## SHORT PROBLEM
Below is some material; transcribe all of it exactly.

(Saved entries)
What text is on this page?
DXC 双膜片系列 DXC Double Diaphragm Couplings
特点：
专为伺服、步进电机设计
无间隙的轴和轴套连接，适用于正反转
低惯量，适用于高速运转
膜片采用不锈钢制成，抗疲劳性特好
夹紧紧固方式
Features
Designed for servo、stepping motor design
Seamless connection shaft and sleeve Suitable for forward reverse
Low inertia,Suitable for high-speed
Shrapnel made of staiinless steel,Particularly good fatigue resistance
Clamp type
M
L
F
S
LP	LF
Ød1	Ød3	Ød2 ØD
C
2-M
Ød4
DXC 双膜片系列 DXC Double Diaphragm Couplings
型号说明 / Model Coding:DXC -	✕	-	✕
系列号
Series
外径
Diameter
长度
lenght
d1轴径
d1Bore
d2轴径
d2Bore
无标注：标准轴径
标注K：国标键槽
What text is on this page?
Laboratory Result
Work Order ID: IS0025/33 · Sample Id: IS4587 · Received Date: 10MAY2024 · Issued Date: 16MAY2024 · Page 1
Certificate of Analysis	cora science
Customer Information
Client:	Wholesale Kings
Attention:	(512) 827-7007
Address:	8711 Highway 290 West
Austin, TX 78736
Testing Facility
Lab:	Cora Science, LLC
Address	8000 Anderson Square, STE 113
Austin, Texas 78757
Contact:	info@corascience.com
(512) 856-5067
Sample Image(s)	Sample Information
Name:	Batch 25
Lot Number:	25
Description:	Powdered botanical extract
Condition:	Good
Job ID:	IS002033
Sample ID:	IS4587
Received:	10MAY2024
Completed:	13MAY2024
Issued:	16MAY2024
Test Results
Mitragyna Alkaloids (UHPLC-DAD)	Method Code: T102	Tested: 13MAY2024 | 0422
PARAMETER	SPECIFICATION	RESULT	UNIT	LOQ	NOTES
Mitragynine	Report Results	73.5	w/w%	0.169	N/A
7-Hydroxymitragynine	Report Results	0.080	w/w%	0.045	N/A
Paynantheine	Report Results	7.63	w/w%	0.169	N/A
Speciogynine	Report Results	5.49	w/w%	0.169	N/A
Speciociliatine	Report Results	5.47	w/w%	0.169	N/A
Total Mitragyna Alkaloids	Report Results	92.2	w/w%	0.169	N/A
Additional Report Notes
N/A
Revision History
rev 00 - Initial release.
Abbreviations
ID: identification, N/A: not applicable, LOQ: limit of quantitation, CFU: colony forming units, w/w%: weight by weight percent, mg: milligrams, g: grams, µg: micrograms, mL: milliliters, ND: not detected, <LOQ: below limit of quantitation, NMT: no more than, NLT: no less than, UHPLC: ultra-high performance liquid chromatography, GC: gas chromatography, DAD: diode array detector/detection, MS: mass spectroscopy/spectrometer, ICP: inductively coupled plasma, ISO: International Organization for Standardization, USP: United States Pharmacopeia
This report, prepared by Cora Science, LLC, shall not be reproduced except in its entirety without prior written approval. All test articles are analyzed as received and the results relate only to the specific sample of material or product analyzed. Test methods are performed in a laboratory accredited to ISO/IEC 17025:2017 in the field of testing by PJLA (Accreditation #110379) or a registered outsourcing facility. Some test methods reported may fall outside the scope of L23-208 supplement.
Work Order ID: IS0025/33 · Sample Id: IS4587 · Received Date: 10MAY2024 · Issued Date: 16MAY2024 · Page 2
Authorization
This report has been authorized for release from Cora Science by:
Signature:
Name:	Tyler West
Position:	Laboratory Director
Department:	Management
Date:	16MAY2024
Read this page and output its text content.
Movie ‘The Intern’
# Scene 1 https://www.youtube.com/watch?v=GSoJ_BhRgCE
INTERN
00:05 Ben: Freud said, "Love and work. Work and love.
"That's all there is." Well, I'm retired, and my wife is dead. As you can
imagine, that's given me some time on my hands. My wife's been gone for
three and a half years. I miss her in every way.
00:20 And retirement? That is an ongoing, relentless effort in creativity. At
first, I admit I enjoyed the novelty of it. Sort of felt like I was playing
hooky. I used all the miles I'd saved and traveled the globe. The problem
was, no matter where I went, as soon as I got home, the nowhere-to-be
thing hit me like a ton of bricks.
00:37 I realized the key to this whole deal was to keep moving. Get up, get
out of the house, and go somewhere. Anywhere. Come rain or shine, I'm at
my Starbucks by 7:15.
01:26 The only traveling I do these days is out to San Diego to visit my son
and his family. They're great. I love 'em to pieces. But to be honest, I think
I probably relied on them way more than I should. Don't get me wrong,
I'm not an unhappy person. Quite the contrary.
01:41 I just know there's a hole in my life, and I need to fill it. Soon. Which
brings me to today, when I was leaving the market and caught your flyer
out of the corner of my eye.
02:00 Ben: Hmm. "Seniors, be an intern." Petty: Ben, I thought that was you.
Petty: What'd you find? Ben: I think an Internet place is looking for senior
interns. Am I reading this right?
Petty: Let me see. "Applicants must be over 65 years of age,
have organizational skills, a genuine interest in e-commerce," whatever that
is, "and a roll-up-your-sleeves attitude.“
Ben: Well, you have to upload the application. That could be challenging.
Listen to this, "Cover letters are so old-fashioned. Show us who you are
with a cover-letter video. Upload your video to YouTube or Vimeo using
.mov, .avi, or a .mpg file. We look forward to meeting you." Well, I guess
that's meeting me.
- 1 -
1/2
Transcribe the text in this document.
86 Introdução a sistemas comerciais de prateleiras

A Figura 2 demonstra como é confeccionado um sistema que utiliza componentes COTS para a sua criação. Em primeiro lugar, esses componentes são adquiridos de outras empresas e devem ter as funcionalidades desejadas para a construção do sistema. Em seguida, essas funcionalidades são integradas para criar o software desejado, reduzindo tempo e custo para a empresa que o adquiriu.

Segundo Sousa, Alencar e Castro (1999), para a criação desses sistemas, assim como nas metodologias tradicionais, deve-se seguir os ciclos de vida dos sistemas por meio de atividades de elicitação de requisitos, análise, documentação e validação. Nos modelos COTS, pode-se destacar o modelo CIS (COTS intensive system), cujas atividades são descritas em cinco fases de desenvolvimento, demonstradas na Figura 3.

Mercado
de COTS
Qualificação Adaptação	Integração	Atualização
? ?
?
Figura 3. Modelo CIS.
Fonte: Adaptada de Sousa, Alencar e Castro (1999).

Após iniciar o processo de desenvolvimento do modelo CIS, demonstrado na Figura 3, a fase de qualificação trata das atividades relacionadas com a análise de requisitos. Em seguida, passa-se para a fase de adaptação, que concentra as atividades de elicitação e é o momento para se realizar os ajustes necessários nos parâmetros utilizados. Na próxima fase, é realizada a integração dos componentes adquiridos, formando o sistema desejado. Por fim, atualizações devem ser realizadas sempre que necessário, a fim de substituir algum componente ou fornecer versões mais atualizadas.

## COMPLETED TASK
What text is on this page?
DXC 双膜片系列 DXC Double Diaphragm Couplings
特点：
专为伺服、步进电机设计
无间隙的轴和轴套连接，适用于正反转
低惯量，适用于高速运转
膜片采用不锈钢制成，抗疲劳性特好
夹紧紧固方式
Features
Designed for servo、stepping motor design
Seamless connection shaft and sleeve Suitable for forward reverse
Low inertia,Suitable for high-speed
Shrapnel made of staiinless steel,Particularly good fatigue resistance
Clamp type
M
L
F
S
LP	LF
Ød1	Ød3	Ød2 ØD
C
2-M
Ød4
DXC 双膜片系列 DXC Double Diaphragm Couplings
型号说明 / Model Coding:DXC -	✕	-	✕
系列号
Series
外径
Diameter
长度
lenght
d1轴径
d1Bore
d2轴径
d2Bore
无标注：标准轴径
标注K：国标键槽
What text is on this page?
Laboratory Result
Work Order ID: IS0025/33 · Sample Id: IS4587 · Received Date: 10MAY2024 · Issued Date: 16MAY2024 · Page 1
Certificate of Analysis	cora science
Customer Information
Client:	Wholesale Kings
Attention:	(512) 827-7007
Address:	8711 Highway 290 West
Austin, TX 78736
Testing Facility
Lab:	Cora Science, LLC
Address	8000 Anderson Square, STE 113
Austin, Texas 78757
Contact:	info@corascience.com
(512) 856-5067
Sample Image(s)	Sample Information
Name:	Batch 25
Lot Number:	25
Description:	Powdered botanical extract
Condition:	Good
Job ID:	IS002033
Sample ID:	IS4587
Received:	10MAY2024
Completed:	13MAY2024
Issued:	16MAY2024
Test Results
Mitragyna Alkaloids (UHPLC-DAD)	Method Code: T102	Tested: 13MAY2024 | 0422
PARAMETER	SPECIFICATION	RESULT	UNIT	LOQ	NOTES
Mitragynine	Report Results	73.5	w/w%	0.169	N/A
7-Hydroxymitragynine	Report Results	0.080	w/w%	0.045	N/A
Paynantheine	Report Results	7.63	w/w%	0.169	N/A
Speciogynine	Report Results	5.49	w/w%	0.169	N/A
Speciociliatine	Report Results	5.47	w/w%	0.169	N/A
Total Mitragyna Alkaloids	Report Results	92.2	w/w%	0.169	N/A
Additional Report Notes
N/A
Revision History
rev 00 - Initial release.
Abbreviations
ID: identification, N/A: not applicable, LOQ: limit of quantitation, CFU: colony forming units, w/w%: weight by weight percent, mg: milligrams, g: grams, µg: micrograms, mL: milliliters, ND: not detected, <LOQ: below limit of quantitation, NMT: no more than, NLT: no less than, UHPLC: ultra-high performance liquid chromatography, GC: gas chromatography, DAD: diode array detector/detection, MS: mass spectroscopy/spectrometer, ICP: inductively coupled plasma, ISO: International Organization for Standardization, USP: United States Pharmacopeia
This report, prepared by Cora Science, LLC, shall not be reproduced except in its entirety without prior written approval. All test articles are analyzed as received and the results relate only to the specific sample of material or product analyzed. Test methods are performed in a laboratory accredited to ISO/IEC 17025:2017 in the field of testing by PJLA (Accreditation #110379) or a registered outsourcing facility. Some test methods reported may fall outside the scope of L23-208 supplement.
Work Order ID: IS0025/33 · Sample Id: IS4587 · Received Date: 10MAY2024 · Issued Date: 16MAY2024 · Page 2
Authorization
This report has been authorized for release from Cora Science by:
Signature:
Name:	Tyler West
Position:	Laboratory Director
Department:	Management
Date:	16MAY2024
Read this page and output its text content.
Movie ‘The Intern’
# Scene 1 https://www.youtube.com/watch?v=GSoJ_BhRgCE
INTERN
00:05 Ben: Freud said, "Love and work. Work and love.
"That's all there is." Well, I'm retired, and my wife is dead. As you can
imagine, that's given me some time on my hands. My wife's been gone for
three and a half years. I miss her in every way.
00:20 And retirement? That is an ongoing, relentless effort in creativity. At
first, I admit I enjoyed the novelty of it. Sort of felt like I was playing
hooky. I used all the miles I'd saved and traveled the globe. The problem
was, no matter where I went, as soon as I got home, the nowhere-to-be
thing hit me like a ton of bricks.
00:37 I realized the key to this whole deal was to keep moving. Get up, get
out of the house, and go somewhere. Anywhere. Come rain or shine, I'm at
my Starbucks by 7:15.
01:26 The only traveling I do these days is out to San Diego to visit my son
and his family. They're great. I love 'em to pieces. But to be honest, I think
I probably relied on them way more than I should. Don't get me wrong,
I'm not an unhappy person. Quite the contrary.
01:41 I just know there's a hole in my life, and I need to fill it. Soon. Which
brings me to today, when I was leaving the market and caught your flyer
out of the corner of my eye.
02:00 Ben: Hmm. "Seniors, be an intern." Petty: Ben, I thought that was you.
Petty: What'd you find? Ben: I think an Internet place is looking for senior
interns. Am I reading this right?
Petty: Let me see. "Applicants must be over 65 years of age,
have organizational skills, a genuine interest in e-commerce," whatever that
is, "and a roll-up-your-sleeves attitude.“
Ben: Well, you have to upload the application. That could be challenging.
Listen to this, "Cover letters are so old-fashioned. Show us who you are
with a cover-letter video. Upload your video to YouTube or Vimeo using
.mov, .avi, or a .mpg file. We look forward to meeting you." Well, I guess
that's meeting me.
- 1 -
1/2
Transcribe the text in this document.
86 Introdução a sistemas comerciais de prateleiras

A Figura 2 demonstra como é confeccionado um sistema que utiliza componentes COTS para a sua criação. Em primeiro lugar, esses componentes são adquiridos de outras empresas e devem ter as funcionalidades desejadas para a construção do sistema. Em seguida, essas funcionalidades são integradas para criar o software desejado, reduzindo tempo e custo para a empresa que o adquiriu.

Segundo Sousa, Alencar e Castro (1999), para a criação desses sistemas, assim como nas metodologias tradicionais, deve-se seguir os ciclos de vida dos sistemas por meio de atividades de elicitação de requisitos, análise, documentação e validação. Nos modelos COTS, pode-se destacar o modelo CIS (COTS intensive system), cujas atividades são descritas em cinco fases de desenvolvimento, demonstradas na Figura 3.

Mercado
de COTS
Qualificação Adaptação	Integração	Atualização
? ?
?
Figura 3. Modelo CIS.
Fonte: Adaptada de Sousa, Alencar e Castro (1999).

Após iniciar o processo de desenvolvimento do modelo CIS, demonstrado na Figura 3, a fase de qualificação trata das atividades relacionadas com a análise de requisitos. Em seguida, passa-se para a fase de adaptação, que concentra as atividades de elicitação e é o momento para se realizar os ajustes necessários nos parâmetros utilizados. Na próxima fase, é realizada a integração dos componentes adquiridos, formando o sistema desejado. Por fim, atualizações devem ser realizadas sempre que necessário, a fim de substituir algum componente ou fornecer versões mais atualizadas.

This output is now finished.